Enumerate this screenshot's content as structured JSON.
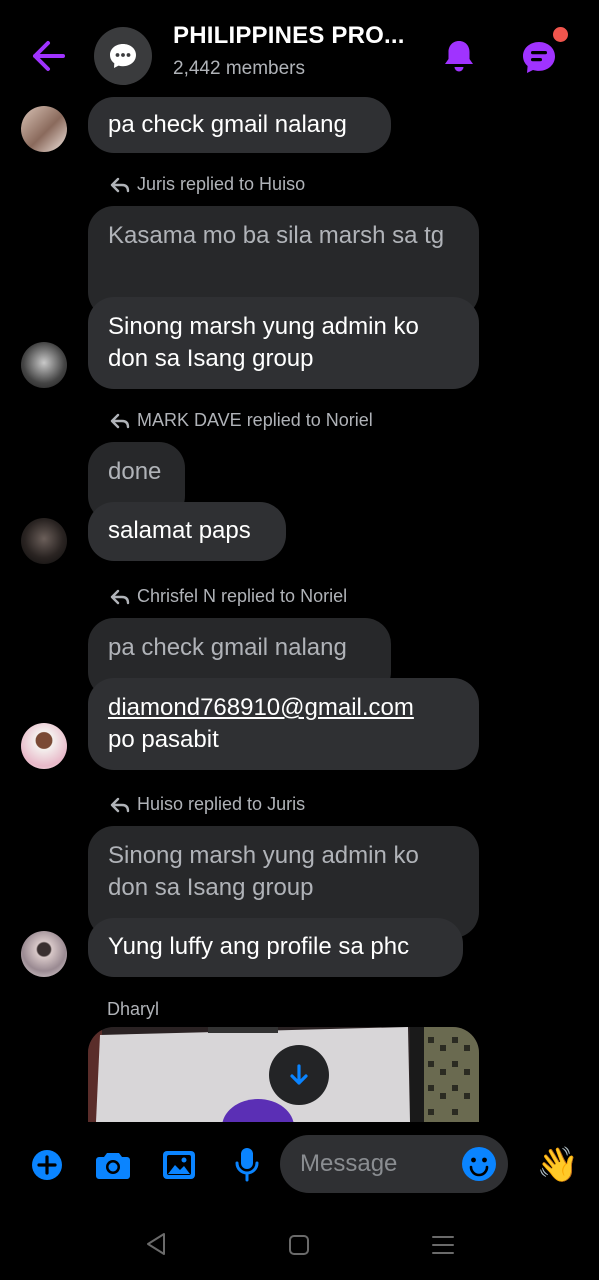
{
  "header": {
    "title": "PHILIPPINES PRO...",
    "members": "2,442 members"
  },
  "messages": {
    "m1": {
      "text": "pa check gmail nalang"
    },
    "r1": {
      "label": "Juris replied to Huiso",
      "quoted": "Kasama mo ba sila marsh sa tg",
      "text": "Sinong marsh yung admin ko don sa Isang group"
    },
    "r2": {
      "label": "MARK DAVE replied to Noriel",
      "quoted": "done",
      "text": "salamat paps"
    },
    "r3": {
      "label": "Chrisfel N replied to Noriel",
      "quoted": "pa check gmail nalang",
      "email": "diamond768910@gmail.com",
      "text_rest": "po pasabit"
    },
    "r4": {
      "label": "Huiso replied to Juris",
      "quoted": "Sinong marsh yung admin ko don sa Isang group",
      "text": "Yung luffy ang profile sa phc"
    },
    "r5": {
      "sender": "Dharyl"
    }
  },
  "composer": {
    "placeholder": "Message",
    "wave_emoji": "👋"
  },
  "icons": {
    "back": "arrow-left-icon",
    "group": "chat-bubble-icon",
    "bell": "bell-icon",
    "thread": "chat-lines-icon",
    "add": "plus-circle-icon",
    "camera": "camera-icon",
    "gallery": "image-icon",
    "mic": "microphone-icon",
    "emoji": "smiley-icon",
    "scroll_down": "arrow-down-icon"
  },
  "colors": {
    "accent": "#a033ff",
    "composer_icons": "#0a84ff",
    "bubble": "#2f3033",
    "notification": "#f0554d"
  }
}
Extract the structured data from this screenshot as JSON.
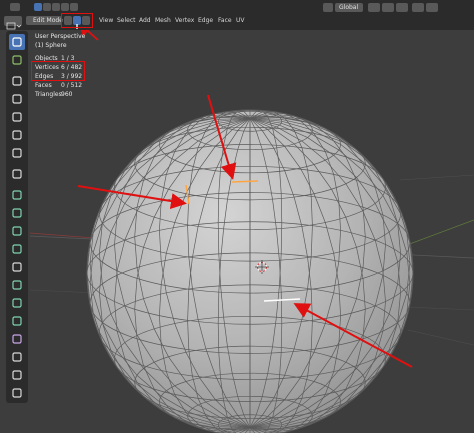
{
  "header": {
    "mode_label": "Edit Mode",
    "menus": [
      "View",
      "Select",
      "Add",
      "Mesh",
      "Vertex",
      "Edge",
      "Face",
      "UV"
    ],
    "transform_orientation": "Global",
    "select_modes": [
      "vertex-select",
      "edge-select",
      "face-select"
    ],
    "active_select_mode": "edge-select"
  },
  "overlay": {
    "view_name": "User Perspective",
    "object_name": "(1) Sphere",
    "stats": [
      {
        "label": "Objects",
        "value": "1 / 3"
      },
      {
        "label": "Vertices",
        "value": "6 / 482"
      },
      {
        "label": "Edges",
        "value": "3 / 992"
      },
      {
        "label": "Faces",
        "value": "0 / 512"
      },
      {
        "label": "Triangles",
        "value": "960"
      }
    ]
  },
  "toolbar": {
    "tools": [
      "select-box-icon",
      "cursor-icon",
      "move-icon",
      "rotate-icon",
      "scale-icon",
      "transform-icon",
      "annotate-icon",
      "measure-icon",
      "extrude-icon",
      "inset-icon",
      "bevel-icon",
      "loop-cut-icon",
      "knife-icon",
      "poly-build-icon",
      "spin-icon",
      "smooth-icon",
      "edge-slide-icon",
      "shrink-fatten-icon",
      "shear-icon",
      "rip-icon"
    ]
  },
  "colors": {
    "viewport_bg": "#3d3d3d",
    "header_bg": "#2b2b2b",
    "accent": "#4772b3",
    "selection": "#ffa640",
    "annotation": "#e01010",
    "mesh": "#b7b7b7"
  }
}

###

_WORK TO DO_. Transcribe each entry precisely as given, leaving the pictures out.

_TASK OUTPUT_.
Enumerate this screenshot's content as structured JSON.
{
  "header": {
    "title": "PHILIPPINES PRO...",
    "members": "2,442 members"
  },
  "messages": {
    "m1": {
      "text": "pa check gmail nalang"
    },
    "r1": {
      "label": "Juris replied to Huiso",
      "quoted": "Kasama mo ba sila marsh sa tg",
      "text": "Sinong marsh yung admin ko don sa Isang group"
    },
    "r2": {
      "label": "MARK DAVE replied to Noriel",
      "quoted": "done",
      "text": "salamat paps"
    },
    "r3": {
      "label": "Chrisfel N replied to Noriel",
      "quoted": "pa check gmail nalang",
      "email": "diamond768910@gmail.com",
      "text_rest": "po pasabit"
    },
    "r4": {
      "label": "Huiso replied to Juris",
      "quoted": "Sinong marsh yung admin ko don sa Isang group",
      "text": "Yung luffy ang profile sa phc"
    },
    "r5": {
      "sender": "Dharyl"
    }
  },
  "composer": {
    "placeholder": "Message",
    "wave_emoji": "👋"
  },
  "icons": {
    "back": "arrow-left-icon",
    "group": "chat-bubble-icon",
    "bell": "bell-icon",
    "thread": "chat-lines-icon",
    "add": "plus-circle-icon",
    "camera": "camera-icon",
    "gallery": "image-icon",
    "mic": "microphone-icon",
    "emoji": "smiley-icon",
    "scroll_down": "arrow-down-icon"
  },
  "colors": {
    "accent": "#a033ff",
    "composer_icons": "#0a84ff",
    "bubble": "#2f3033",
    "notification": "#f0554d"
  }
}
Extract the structured data from this screenshot as JSON.
{
  "header": {
    "mode_label": "Edit Mode",
    "menus": [
      "View",
      "Select",
      "Add",
      "Mesh",
      "Vertex",
      "Edge",
      "Face",
      "UV"
    ],
    "transform_orientation": "Global",
    "select_modes": [
      "vertex-select",
      "edge-select",
      "face-select"
    ],
    "active_select_mode": "edge-select"
  },
  "overlay": {
    "view_name": "User Perspective",
    "object_name": "(1) Sphere",
    "stats": [
      {
        "label": "Objects",
        "value": "1 / 3"
      },
      {
        "label": "Vertices",
        "value": "6 / 482"
      },
      {
        "label": "Edges",
        "value": "3 / 992"
      },
      {
        "label": "Faces",
        "value": "0 / 512"
      },
      {
        "label": "Triangles",
        "value": "960"
      }
    ]
  },
  "toolbar": {
    "tools": [
      "select-box-icon",
      "cursor-icon",
      "move-icon",
      "rotate-icon",
      "scale-icon",
      "transform-icon",
      "annotate-icon",
      "measure-icon",
      "extrude-icon",
      "inset-icon",
      "bevel-icon",
      "loop-cut-icon",
      "knife-icon",
      "poly-build-icon",
      "spin-icon",
      "smooth-icon",
      "edge-slide-icon",
      "shrink-fatten-icon",
      "shear-icon",
      "rip-icon"
    ]
  },
  "colors": {
    "viewport_bg": "#3d3d3d",
    "header_bg": "#2b2b2b",
    "accent": "#4772b3",
    "selection": "#ffa640",
    "annotation": "#e01010",
    "mesh": "#b7b7b7"
  }
}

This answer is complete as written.